▸ **Short task**
Copy out all lines that hold "text".

▸ **Records supplied**
☆ ☆ ☆

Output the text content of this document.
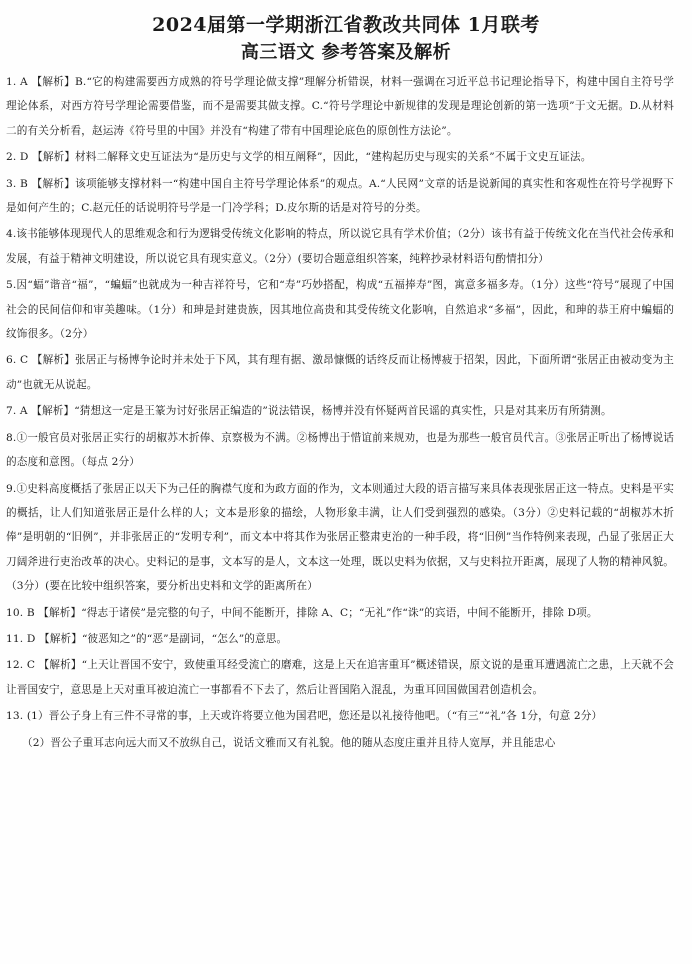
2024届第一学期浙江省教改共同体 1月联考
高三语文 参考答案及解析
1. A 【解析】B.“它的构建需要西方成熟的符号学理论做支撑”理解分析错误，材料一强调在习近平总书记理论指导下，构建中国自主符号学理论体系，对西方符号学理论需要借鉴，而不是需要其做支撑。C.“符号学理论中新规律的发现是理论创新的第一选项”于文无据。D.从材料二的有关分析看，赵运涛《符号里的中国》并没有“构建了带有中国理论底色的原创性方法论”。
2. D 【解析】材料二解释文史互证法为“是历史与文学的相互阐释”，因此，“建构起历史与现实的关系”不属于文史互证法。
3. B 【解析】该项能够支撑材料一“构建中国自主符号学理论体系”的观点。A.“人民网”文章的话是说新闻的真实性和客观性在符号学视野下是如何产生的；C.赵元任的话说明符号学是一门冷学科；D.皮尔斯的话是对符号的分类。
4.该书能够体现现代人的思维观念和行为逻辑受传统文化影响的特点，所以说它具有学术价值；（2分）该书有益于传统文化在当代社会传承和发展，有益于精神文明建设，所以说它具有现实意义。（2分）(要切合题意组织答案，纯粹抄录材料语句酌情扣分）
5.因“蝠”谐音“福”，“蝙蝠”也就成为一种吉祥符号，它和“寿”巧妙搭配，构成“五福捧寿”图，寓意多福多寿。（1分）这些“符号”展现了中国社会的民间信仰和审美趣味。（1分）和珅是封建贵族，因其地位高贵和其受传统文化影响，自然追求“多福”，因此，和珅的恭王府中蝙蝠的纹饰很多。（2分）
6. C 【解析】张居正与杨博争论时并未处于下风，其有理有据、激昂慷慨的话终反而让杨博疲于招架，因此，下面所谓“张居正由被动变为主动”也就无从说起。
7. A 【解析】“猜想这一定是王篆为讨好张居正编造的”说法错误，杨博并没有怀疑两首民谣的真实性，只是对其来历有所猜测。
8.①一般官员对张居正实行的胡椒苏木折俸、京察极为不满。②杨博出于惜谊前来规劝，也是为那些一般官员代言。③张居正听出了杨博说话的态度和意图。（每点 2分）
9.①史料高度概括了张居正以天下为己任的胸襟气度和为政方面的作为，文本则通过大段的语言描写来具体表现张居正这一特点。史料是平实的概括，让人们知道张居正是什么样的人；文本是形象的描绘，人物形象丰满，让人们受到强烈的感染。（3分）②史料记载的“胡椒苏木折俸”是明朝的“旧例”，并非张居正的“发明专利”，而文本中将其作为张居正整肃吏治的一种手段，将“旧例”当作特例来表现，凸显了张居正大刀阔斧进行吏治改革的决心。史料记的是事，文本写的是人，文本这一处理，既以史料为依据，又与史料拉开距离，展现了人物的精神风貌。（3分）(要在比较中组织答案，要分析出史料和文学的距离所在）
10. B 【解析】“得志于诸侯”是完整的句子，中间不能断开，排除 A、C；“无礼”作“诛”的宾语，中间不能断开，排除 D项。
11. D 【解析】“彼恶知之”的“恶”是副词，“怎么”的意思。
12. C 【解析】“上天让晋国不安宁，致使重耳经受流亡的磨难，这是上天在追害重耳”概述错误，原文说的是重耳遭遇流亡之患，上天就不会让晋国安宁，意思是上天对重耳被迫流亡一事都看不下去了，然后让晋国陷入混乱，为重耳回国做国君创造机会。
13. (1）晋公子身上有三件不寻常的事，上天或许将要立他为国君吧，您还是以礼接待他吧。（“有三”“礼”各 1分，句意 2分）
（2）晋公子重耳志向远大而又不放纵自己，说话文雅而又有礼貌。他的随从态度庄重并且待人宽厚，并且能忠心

☆ ☆ ☆

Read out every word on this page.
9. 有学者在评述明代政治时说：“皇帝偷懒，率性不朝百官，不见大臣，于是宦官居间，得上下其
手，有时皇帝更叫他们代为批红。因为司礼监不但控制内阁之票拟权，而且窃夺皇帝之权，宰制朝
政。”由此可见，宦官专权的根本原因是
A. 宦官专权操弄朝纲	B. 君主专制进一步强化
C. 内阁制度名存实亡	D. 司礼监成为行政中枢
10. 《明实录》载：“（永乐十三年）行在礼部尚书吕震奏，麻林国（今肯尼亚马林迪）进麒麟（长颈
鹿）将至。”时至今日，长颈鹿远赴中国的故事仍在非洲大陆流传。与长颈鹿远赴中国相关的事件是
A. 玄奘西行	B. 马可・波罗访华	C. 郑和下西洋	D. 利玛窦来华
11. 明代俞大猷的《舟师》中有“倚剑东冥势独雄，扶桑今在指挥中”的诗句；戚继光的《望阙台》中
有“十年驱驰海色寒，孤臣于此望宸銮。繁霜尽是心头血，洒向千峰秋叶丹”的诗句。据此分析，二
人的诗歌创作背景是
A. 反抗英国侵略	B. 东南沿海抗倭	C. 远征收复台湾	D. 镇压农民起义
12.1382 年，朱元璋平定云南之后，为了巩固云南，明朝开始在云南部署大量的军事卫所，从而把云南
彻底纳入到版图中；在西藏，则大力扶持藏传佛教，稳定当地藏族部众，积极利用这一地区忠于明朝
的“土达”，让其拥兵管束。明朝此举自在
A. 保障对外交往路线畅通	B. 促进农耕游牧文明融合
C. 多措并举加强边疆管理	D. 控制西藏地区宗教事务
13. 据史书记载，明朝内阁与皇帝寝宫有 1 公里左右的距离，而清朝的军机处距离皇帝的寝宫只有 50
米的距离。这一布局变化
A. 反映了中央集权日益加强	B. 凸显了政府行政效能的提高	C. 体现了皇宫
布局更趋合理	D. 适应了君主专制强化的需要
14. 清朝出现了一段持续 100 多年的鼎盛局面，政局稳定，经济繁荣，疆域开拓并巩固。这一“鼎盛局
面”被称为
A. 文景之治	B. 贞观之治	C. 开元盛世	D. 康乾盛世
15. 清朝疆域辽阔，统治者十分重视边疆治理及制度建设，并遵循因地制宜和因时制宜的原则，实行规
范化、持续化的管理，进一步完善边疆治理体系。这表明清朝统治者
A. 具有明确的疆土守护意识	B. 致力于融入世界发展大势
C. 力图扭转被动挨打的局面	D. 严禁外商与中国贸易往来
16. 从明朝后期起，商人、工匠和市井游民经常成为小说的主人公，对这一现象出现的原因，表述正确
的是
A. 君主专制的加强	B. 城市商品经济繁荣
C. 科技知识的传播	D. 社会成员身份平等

☆ ☆ ☆

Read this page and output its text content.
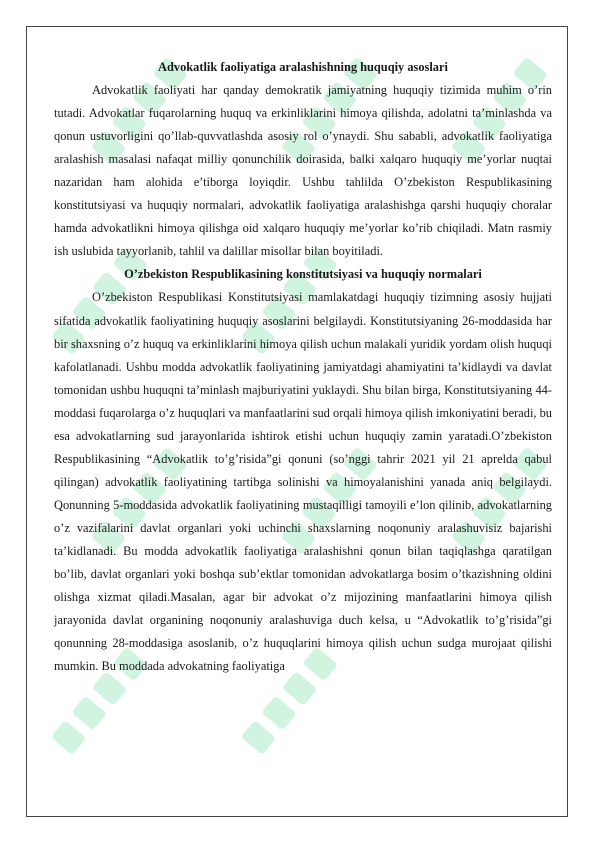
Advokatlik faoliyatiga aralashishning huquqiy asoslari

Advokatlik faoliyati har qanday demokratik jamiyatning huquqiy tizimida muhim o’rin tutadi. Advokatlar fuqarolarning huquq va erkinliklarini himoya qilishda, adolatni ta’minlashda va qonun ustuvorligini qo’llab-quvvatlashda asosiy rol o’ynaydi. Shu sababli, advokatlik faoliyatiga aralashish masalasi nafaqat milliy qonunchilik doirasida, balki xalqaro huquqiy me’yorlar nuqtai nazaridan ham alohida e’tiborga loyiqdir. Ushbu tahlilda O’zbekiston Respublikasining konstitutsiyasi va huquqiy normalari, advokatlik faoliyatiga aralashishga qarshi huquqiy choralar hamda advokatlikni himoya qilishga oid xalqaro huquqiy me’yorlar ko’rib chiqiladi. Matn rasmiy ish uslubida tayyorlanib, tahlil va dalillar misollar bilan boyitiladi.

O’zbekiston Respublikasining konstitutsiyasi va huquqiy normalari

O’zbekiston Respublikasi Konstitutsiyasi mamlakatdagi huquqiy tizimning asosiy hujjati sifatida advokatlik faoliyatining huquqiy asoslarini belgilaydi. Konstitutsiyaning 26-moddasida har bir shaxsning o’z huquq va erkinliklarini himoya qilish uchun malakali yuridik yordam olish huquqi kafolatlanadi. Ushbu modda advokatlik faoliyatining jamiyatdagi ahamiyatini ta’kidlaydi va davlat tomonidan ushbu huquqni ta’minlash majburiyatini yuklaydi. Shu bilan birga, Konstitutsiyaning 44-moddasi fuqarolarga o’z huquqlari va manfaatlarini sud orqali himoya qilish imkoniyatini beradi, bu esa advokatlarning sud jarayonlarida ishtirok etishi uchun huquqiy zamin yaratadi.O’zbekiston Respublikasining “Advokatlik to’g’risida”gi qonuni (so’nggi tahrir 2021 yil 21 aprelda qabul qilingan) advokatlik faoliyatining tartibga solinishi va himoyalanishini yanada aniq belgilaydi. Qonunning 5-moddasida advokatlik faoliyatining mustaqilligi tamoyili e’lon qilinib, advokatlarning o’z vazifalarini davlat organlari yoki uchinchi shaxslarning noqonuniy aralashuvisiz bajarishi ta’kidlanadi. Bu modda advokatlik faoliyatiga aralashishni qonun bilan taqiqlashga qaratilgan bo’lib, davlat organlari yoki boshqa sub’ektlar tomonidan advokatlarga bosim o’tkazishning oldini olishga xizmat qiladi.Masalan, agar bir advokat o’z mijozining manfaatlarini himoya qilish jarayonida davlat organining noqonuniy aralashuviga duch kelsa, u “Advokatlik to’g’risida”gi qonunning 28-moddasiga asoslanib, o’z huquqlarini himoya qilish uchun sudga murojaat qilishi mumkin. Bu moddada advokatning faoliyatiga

☆ ☆ ☆

▸ **Solved exercise**
Output the text content of this document.
Read this page and output its text content.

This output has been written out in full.